§ **Problem details**
Pick out the lines containing "this".

§ **Supplied data**
— begin —

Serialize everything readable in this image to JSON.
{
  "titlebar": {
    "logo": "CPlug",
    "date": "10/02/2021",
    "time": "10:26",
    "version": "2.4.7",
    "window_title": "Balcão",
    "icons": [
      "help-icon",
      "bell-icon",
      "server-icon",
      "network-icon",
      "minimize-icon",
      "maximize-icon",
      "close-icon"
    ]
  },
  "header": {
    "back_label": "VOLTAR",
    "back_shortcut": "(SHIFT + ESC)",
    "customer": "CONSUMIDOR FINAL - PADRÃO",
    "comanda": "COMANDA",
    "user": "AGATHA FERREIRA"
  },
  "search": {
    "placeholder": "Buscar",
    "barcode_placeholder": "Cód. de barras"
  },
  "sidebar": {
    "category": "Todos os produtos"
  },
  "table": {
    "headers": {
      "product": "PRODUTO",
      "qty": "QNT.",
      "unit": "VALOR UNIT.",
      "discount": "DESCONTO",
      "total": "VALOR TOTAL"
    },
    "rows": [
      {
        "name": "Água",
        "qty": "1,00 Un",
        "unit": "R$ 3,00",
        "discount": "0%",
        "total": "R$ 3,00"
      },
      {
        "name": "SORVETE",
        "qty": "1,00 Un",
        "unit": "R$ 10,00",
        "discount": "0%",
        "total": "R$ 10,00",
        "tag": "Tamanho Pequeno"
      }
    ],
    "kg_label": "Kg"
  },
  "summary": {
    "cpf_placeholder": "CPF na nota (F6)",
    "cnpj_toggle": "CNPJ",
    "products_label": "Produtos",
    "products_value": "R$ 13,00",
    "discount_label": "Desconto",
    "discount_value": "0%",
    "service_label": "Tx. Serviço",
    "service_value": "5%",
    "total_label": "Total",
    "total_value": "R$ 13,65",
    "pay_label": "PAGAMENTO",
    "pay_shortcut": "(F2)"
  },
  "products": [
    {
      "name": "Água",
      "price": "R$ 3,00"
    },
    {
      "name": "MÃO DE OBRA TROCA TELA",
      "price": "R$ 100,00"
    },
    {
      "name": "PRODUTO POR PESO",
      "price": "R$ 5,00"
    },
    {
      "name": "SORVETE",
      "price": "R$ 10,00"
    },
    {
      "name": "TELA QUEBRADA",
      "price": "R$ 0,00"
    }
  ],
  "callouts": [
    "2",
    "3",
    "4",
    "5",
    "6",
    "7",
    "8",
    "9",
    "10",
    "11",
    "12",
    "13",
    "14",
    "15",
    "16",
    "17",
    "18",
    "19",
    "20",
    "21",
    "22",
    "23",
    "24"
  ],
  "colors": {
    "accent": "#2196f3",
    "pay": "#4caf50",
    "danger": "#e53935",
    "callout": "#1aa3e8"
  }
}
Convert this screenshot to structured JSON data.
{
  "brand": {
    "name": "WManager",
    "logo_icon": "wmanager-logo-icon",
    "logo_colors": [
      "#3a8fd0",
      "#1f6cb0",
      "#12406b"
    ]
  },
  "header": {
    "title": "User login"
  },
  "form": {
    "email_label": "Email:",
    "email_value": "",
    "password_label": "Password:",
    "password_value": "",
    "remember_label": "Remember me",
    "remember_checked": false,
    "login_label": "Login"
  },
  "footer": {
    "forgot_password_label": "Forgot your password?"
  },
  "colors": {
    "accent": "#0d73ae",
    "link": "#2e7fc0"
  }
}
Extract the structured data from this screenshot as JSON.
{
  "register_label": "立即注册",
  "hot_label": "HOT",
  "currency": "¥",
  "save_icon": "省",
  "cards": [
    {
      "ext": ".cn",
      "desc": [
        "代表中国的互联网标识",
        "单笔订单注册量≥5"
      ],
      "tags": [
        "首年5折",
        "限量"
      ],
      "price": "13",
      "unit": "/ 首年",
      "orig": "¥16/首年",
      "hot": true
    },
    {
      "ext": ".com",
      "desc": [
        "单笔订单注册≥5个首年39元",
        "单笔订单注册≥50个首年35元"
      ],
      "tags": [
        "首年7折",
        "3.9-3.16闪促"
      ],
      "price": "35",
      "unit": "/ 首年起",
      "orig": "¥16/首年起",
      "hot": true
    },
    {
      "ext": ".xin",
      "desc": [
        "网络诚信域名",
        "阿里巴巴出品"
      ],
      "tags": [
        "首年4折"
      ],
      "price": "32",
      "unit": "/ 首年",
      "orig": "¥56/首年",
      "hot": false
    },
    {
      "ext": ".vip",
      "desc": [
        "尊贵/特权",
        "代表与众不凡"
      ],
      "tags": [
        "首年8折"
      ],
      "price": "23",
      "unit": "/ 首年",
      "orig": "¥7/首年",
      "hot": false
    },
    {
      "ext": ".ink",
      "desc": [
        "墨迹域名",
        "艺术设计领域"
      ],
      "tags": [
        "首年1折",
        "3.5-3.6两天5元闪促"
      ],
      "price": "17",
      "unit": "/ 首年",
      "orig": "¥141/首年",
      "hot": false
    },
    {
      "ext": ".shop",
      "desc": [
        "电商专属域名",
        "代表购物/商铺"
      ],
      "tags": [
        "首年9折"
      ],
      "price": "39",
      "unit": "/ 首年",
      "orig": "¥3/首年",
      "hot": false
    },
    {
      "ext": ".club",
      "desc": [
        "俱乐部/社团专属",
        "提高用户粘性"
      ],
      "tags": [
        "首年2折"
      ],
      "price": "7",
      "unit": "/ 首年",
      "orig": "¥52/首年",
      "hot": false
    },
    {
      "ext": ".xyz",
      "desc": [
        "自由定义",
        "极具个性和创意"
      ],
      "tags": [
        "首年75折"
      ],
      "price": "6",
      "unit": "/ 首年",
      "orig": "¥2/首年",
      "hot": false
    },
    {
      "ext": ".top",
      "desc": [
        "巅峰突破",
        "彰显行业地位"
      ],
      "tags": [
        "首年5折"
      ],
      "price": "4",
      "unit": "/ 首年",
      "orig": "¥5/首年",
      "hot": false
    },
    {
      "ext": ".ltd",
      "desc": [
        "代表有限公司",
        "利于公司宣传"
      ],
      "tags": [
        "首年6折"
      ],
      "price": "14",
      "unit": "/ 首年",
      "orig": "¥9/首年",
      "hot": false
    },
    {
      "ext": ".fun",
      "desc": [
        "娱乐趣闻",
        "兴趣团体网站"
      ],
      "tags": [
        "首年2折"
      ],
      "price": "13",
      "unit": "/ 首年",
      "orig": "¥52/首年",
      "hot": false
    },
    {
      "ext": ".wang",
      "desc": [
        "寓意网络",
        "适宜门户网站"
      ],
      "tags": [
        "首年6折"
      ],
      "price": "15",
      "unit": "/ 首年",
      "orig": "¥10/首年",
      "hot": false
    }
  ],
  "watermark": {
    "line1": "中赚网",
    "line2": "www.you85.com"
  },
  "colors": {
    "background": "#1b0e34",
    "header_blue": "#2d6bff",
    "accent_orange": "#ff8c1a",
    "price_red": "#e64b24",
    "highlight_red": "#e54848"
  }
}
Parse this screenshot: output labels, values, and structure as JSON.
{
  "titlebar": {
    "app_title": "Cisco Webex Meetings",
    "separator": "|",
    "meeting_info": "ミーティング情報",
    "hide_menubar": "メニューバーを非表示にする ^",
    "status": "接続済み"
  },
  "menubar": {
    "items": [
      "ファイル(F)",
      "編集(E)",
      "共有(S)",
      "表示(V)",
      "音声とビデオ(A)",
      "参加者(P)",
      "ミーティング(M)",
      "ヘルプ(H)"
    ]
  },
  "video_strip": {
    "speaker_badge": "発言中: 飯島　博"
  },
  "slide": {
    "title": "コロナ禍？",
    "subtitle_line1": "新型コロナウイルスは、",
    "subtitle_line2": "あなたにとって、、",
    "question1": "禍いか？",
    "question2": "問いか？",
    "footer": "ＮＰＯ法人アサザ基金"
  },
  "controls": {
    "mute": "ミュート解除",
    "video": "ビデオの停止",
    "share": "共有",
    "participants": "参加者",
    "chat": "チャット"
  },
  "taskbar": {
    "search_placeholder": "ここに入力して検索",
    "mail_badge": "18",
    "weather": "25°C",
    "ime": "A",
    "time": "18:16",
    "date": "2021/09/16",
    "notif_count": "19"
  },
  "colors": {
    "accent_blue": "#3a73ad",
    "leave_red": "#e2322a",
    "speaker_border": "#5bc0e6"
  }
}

— end —

§ **Output of the task**
Serialize everything readable in this image to JSON.
Convert this screenshot to structured JSON data.
Extract the structured data from this screenshot as JSON.
Parse this screenshot: output labels, values, and structure as JSON.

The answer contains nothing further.